• Items from a dataset:
- - - -
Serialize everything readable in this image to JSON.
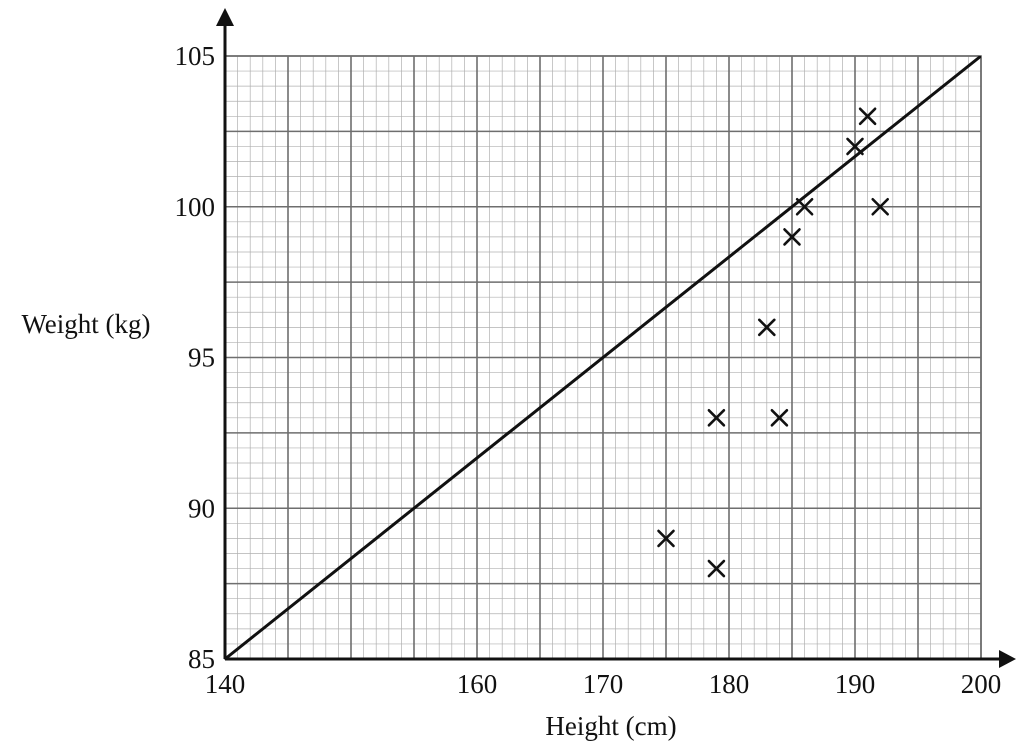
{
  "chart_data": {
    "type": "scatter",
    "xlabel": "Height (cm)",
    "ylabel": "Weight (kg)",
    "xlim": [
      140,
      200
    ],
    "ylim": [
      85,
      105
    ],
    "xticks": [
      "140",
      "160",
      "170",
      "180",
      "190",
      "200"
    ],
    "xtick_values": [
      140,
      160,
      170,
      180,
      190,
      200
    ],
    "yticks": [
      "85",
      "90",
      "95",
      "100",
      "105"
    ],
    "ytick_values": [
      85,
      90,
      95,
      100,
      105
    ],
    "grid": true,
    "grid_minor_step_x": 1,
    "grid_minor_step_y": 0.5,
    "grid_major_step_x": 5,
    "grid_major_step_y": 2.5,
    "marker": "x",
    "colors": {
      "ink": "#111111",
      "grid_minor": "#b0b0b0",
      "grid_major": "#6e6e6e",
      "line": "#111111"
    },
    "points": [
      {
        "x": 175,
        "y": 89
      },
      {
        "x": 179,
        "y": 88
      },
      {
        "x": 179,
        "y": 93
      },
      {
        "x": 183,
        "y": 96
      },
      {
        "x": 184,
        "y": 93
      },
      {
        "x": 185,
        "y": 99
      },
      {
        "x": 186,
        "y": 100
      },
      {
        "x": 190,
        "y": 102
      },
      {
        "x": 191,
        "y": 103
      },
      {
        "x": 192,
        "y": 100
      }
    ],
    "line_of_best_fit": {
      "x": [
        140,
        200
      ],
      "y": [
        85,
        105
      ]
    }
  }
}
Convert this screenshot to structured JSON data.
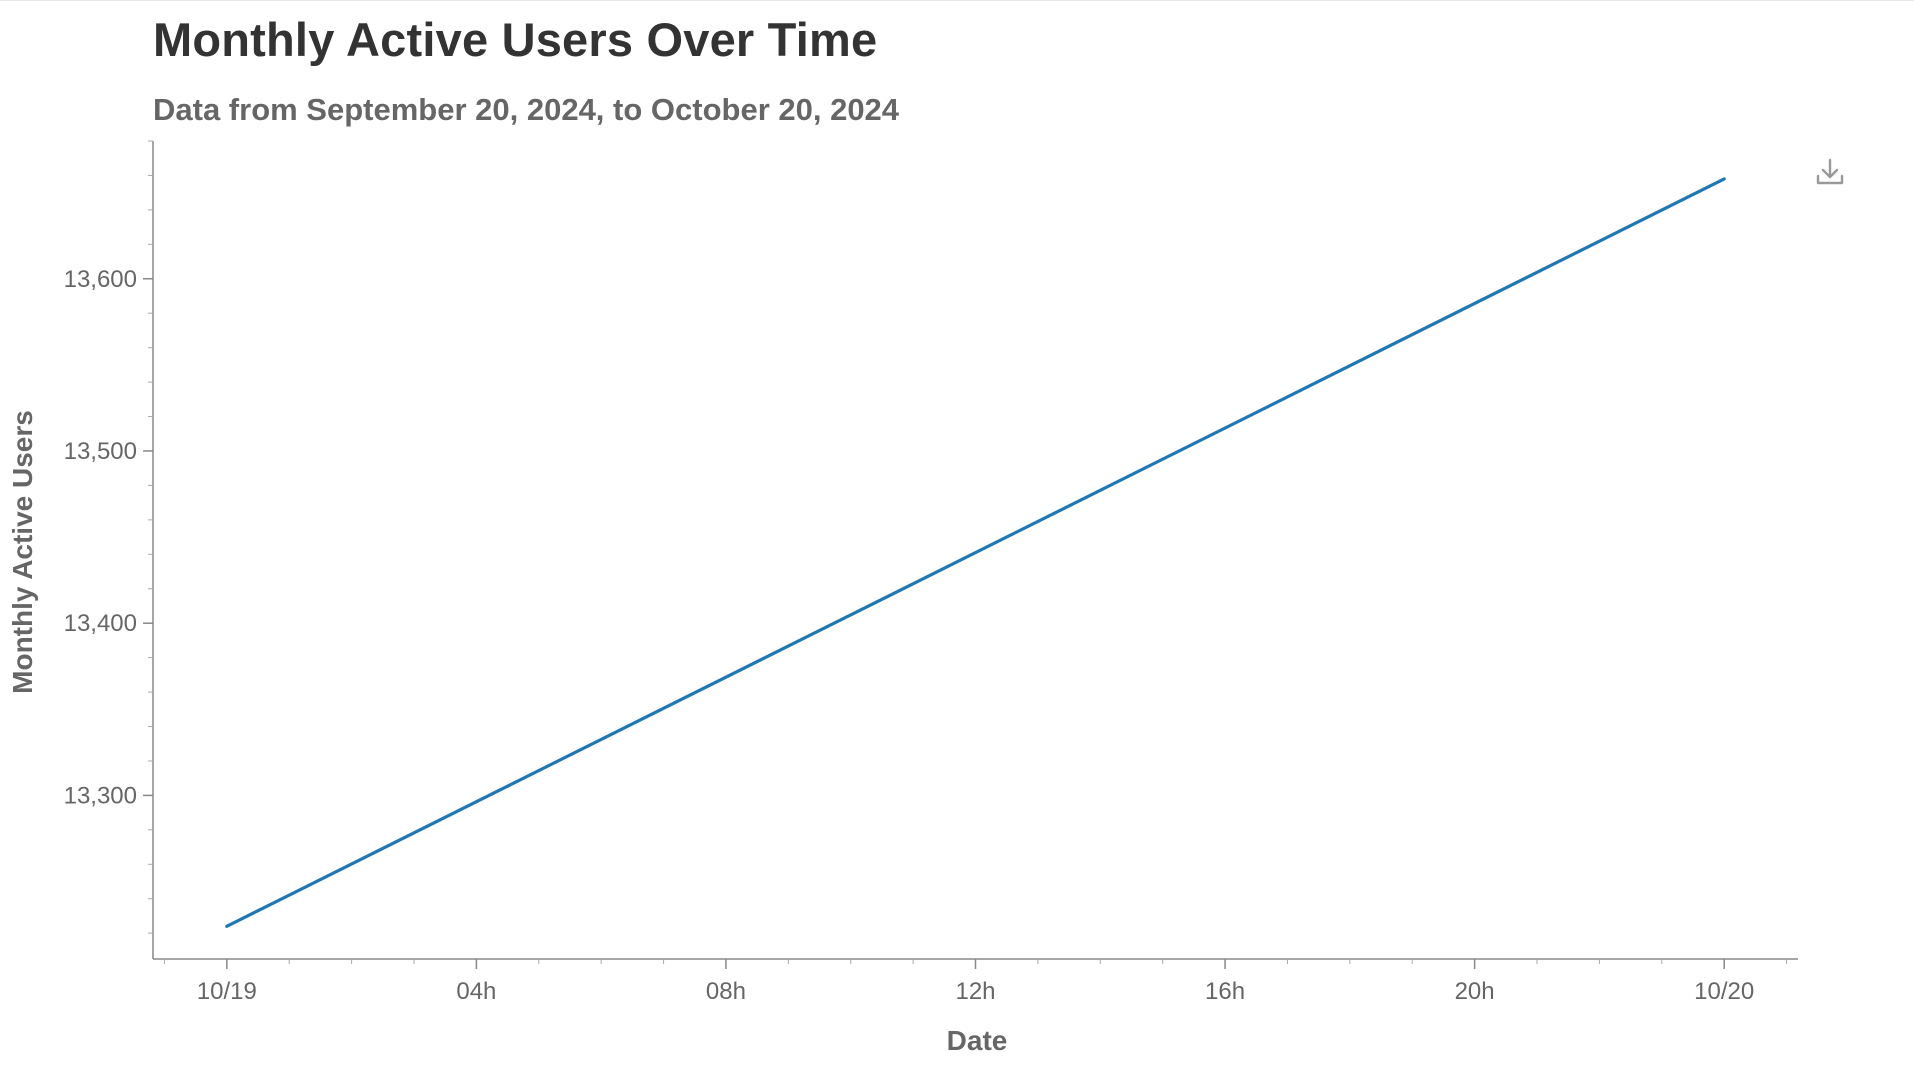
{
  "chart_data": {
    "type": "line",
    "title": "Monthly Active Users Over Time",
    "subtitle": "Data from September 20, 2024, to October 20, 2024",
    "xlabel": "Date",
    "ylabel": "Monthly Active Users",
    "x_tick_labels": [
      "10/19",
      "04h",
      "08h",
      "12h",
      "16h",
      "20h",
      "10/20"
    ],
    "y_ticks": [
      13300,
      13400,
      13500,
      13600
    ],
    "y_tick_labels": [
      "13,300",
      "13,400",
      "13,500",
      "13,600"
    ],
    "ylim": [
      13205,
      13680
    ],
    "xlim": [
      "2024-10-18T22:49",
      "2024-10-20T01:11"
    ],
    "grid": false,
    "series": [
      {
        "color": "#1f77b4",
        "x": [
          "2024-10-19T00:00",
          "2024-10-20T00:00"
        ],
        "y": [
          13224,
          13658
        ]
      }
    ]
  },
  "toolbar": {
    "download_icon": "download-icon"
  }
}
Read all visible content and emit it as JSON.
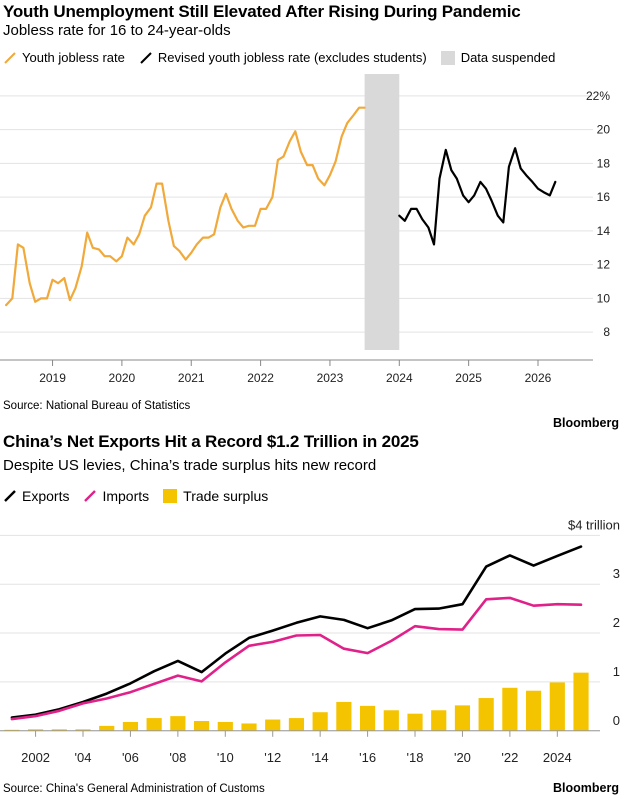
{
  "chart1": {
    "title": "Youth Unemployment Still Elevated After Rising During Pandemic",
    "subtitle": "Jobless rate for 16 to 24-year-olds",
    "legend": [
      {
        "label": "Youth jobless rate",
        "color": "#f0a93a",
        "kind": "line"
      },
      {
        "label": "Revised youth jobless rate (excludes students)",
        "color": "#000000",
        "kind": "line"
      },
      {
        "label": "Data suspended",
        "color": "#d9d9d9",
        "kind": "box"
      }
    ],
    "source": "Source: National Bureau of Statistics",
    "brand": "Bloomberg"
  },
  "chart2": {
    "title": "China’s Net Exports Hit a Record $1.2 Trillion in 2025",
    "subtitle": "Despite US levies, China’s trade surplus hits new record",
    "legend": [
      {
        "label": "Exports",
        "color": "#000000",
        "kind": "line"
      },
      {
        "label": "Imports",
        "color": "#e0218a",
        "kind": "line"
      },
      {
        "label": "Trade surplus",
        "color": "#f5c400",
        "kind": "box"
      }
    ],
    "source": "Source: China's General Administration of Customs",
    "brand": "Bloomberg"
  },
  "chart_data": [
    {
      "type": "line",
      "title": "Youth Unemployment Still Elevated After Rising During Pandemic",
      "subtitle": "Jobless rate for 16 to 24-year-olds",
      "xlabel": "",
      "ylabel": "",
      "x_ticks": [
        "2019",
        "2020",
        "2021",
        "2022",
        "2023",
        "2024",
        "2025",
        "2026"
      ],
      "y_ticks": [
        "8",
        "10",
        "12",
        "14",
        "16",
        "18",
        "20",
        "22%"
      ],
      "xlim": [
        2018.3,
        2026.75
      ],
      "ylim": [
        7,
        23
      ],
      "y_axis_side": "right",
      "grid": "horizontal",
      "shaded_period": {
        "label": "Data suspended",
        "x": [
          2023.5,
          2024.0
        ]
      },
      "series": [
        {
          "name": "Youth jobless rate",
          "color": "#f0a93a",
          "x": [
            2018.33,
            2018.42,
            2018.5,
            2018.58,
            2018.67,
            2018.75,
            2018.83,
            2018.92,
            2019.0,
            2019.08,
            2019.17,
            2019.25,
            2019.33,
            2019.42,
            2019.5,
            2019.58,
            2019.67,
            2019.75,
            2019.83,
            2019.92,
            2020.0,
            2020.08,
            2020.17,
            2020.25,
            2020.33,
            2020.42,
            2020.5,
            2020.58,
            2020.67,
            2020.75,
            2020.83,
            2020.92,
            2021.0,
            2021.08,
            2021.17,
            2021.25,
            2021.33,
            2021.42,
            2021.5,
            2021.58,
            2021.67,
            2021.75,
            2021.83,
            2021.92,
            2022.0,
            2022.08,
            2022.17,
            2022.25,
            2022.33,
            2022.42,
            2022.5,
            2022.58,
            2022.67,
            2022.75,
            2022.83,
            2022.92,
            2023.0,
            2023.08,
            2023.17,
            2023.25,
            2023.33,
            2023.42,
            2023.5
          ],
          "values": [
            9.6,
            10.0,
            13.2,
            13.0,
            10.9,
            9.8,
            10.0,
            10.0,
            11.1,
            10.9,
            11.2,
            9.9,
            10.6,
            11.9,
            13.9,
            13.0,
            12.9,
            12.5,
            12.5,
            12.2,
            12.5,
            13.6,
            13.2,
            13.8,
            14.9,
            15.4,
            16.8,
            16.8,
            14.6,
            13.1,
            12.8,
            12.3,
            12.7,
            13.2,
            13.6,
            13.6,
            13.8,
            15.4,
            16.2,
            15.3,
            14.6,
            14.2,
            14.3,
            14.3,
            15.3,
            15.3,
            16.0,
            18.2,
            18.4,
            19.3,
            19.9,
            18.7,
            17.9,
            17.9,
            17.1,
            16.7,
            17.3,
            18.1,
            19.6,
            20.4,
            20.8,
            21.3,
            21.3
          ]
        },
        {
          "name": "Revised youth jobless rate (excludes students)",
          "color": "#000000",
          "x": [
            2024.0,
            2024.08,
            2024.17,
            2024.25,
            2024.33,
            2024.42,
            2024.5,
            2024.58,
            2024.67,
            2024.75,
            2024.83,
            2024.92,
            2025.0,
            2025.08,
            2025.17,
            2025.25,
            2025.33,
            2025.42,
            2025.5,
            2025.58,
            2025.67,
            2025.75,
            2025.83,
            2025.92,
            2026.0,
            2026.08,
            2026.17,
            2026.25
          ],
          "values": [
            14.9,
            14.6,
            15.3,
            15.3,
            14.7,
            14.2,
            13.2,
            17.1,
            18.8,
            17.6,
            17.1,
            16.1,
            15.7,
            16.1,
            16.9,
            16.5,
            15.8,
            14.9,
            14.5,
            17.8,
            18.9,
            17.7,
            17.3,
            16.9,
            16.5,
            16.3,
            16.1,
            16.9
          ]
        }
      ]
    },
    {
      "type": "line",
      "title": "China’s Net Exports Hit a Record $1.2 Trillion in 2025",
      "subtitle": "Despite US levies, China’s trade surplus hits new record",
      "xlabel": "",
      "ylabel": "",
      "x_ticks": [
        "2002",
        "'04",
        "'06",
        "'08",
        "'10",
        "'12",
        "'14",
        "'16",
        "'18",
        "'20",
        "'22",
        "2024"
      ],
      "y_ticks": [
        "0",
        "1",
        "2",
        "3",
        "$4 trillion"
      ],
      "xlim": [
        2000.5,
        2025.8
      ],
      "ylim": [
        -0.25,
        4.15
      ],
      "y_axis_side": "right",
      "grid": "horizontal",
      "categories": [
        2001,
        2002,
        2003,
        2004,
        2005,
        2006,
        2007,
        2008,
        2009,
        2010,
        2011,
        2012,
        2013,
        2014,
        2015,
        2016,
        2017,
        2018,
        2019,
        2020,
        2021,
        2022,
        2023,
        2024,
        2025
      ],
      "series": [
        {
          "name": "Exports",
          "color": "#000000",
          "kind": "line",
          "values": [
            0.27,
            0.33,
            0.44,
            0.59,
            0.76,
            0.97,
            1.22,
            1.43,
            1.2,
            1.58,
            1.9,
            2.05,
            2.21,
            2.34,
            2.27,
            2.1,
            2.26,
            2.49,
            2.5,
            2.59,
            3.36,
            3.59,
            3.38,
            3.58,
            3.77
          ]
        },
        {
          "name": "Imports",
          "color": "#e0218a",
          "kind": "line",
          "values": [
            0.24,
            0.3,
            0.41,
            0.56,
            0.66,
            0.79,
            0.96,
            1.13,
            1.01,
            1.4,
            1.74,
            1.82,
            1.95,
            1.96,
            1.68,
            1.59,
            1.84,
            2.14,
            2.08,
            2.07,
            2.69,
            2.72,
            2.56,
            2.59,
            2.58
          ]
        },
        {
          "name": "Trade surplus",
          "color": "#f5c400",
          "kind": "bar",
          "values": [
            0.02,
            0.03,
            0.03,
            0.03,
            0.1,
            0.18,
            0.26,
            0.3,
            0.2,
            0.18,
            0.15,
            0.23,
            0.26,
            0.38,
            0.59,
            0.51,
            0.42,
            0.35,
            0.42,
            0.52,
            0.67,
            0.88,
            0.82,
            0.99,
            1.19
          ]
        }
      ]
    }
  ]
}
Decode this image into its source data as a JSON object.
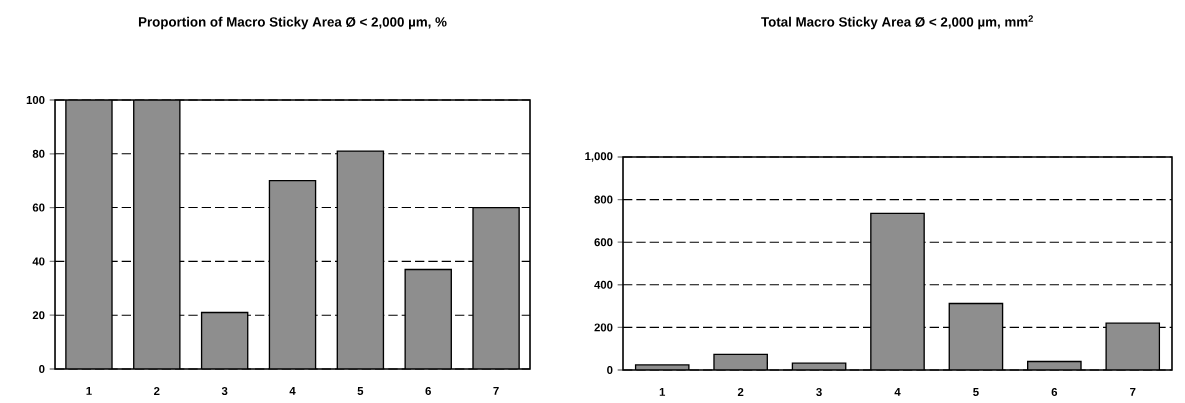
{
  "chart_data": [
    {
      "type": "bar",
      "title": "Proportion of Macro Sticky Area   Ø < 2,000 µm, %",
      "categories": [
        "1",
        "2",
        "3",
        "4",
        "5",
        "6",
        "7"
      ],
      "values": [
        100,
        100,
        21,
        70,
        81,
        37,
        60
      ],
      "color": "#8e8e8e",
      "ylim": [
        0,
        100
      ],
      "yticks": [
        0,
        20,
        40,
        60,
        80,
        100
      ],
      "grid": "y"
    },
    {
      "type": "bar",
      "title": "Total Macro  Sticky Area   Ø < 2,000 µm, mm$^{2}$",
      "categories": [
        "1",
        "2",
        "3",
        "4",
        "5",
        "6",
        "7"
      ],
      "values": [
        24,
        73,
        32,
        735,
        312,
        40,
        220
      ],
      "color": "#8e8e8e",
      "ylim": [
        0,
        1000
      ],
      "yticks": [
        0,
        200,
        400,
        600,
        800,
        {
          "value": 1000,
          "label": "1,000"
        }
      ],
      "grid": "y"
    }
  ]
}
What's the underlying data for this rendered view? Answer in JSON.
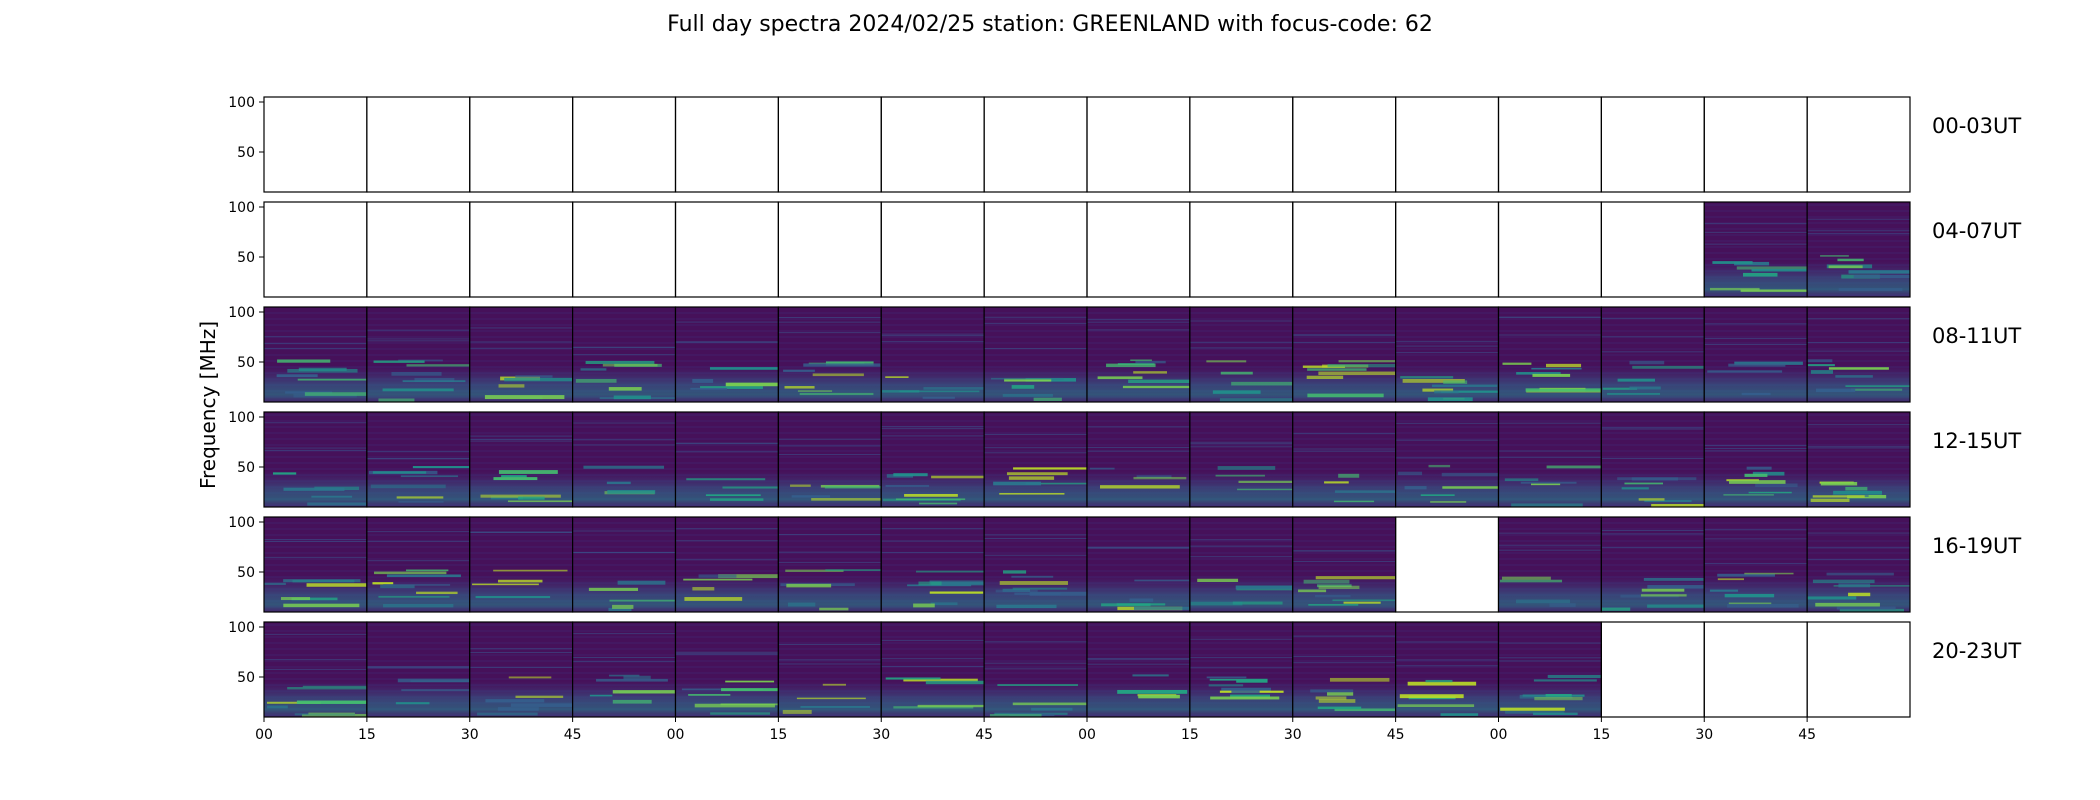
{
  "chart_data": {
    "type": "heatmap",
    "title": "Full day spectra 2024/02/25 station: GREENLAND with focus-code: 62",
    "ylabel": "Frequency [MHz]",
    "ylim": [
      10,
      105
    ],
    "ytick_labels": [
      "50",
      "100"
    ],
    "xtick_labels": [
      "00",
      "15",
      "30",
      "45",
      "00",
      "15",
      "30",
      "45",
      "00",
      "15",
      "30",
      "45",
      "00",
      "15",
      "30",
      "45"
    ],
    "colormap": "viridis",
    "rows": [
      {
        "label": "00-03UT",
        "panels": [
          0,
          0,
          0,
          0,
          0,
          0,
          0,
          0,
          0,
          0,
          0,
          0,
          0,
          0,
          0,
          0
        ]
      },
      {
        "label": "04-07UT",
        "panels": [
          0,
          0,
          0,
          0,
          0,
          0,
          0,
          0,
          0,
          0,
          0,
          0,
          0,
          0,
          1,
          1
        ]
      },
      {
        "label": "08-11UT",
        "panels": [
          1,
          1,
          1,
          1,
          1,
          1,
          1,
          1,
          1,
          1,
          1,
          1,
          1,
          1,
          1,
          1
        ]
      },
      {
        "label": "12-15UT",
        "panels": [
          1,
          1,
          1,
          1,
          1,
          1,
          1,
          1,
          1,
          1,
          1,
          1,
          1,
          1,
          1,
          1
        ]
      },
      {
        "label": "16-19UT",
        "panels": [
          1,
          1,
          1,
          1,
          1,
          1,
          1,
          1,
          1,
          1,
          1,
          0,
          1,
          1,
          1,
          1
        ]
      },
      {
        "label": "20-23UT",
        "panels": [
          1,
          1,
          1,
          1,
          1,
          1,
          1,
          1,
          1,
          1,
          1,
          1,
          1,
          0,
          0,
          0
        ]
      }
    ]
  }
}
- - - -
• What the exercise asks:
List every line above that contains the word "Still".

• Worked answer:
    "title": "Youth Unemployment Still Elevated After Rising During Pandemic",
      "title": "Youth Unemployment Still Elevated After Rising During Pandemic",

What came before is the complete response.